Lines of data:
———
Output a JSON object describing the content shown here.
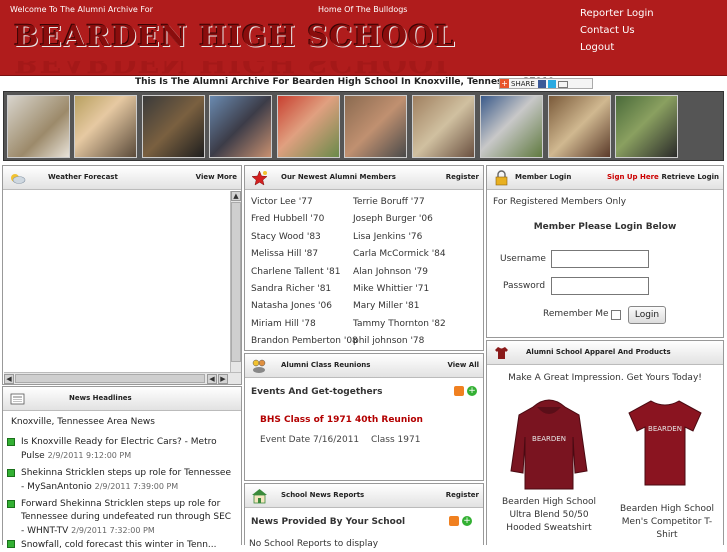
{
  "header": {
    "welcome": "Welcome To The Alumni Archive For",
    "home_of": "Home Of The Bulldogs",
    "school_name": "BEARDEN HIGH SCHOOL",
    "links": [
      "Reporter Login",
      "Contact Us",
      "Logout"
    ]
  },
  "tagline": "This Is The Alumni Archive For Bearden High School In Knoxville, Tennessee 37919",
  "share_label": "SHARE",
  "weather": {
    "title": "Weather Forecast",
    "action": "View More"
  },
  "news": {
    "title": "News Headlines",
    "heading": "Knoxville, Tennessee Area News",
    "items": [
      {
        "title": "Is Knoxville Ready for Electric Cars? - Metro Pulse",
        "date": "2/9/2011 9:12:00 PM"
      },
      {
        "title": "Shekinna Stricklen steps up role for Tennessee - MySanAntonio",
        "date": "2/9/2011 7:39:00 PM"
      },
      {
        "title": "Forward Shekinna Stricklen steps up role for Tennessee during undefeated run through SEC - WHNT-TV",
        "date": "2/9/2011 7:32:00 PM"
      },
      {
        "title": "Snowfall, cold forecast this winter in Tenn...",
        "date": ""
      }
    ]
  },
  "members": {
    "title": "Our Newest Alumni Members",
    "action": "Register",
    "left": [
      "Victor Lee '77",
      "Fred Hubbell '70",
      "Stacy Wood '83",
      "Melissa Hill '87",
      "Charlene Tallent '81",
      "Sandra Richer '81",
      "Natasha Jones '06",
      "Miriam Hill '78",
      "Brandon Pemberton '08"
    ],
    "right": [
      "Terrie Boruff '77",
      "Joseph Burger '06",
      "Lisa Jenkins '76",
      "Carla McCormick '84",
      "Alan Johnson '79",
      "Mike Whittier '71",
      "Mary Miller '81",
      "Tammy Thornton '82",
      "phil johnson '78"
    ]
  },
  "reunions": {
    "title": "Alumni Class Reunions",
    "action": "View All",
    "heading": "Events And Get-togethers",
    "event_title": "BHS Class of 1971 40th Reunion",
    "event_date": "Event Date 7/16/2011",
    "event_class": "Class 1971"
  },
  "school_news": {
    "title": "School News Reports",
    "action": "Register",
    "heading": "News Provided By Your School",
    "empty": "No School Reports to display"
  },
  "login": {
    "title": "Member Login",
    "signup": "Sign Up Here",
    "retrieve": "Retrieve Login",
    "note": "For Registered Members Only",
    "prompt": "Member Please Login Below",
    "username_label": "Username",
    "password_label": "Password",
    "remember_label": "Remember Me",
    "button": "Login"
  },
  "apparel": {
    "title": "Alumni School Apparel And Products",
    "tagline": "Make A Great Impression. Get Yours Today!",
    "products": [
      {
        "name": "Bearden High School Ultra Blend 50/50 Hooded Sweatshirt",
        "print": "BEARDEN"
      },
      {
        "name": "Bearden High School Men's Competitor T-Shirt",
        "print": "BEARDEN"
      }
    ]
  },
  "colors": {
    "brand_red": "#b01c1c",
    "title_red": "#8a0d0d",
    "link_red": "#c00000",
    "event_red": "#b30000"
  }
}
———
*The problem*: Search the lines above for the string "Knoxville" and copy each line that has it.

*Right answer*:
  "tagline": "This Is The Alumni Archive For Bearden High School In Knoxville, Tennessee 37919",
    "heading": "Knoxville, Tennessee Area News",
        "title": "Is Knoxville Ready for Electric Cars? - Metro Pulse",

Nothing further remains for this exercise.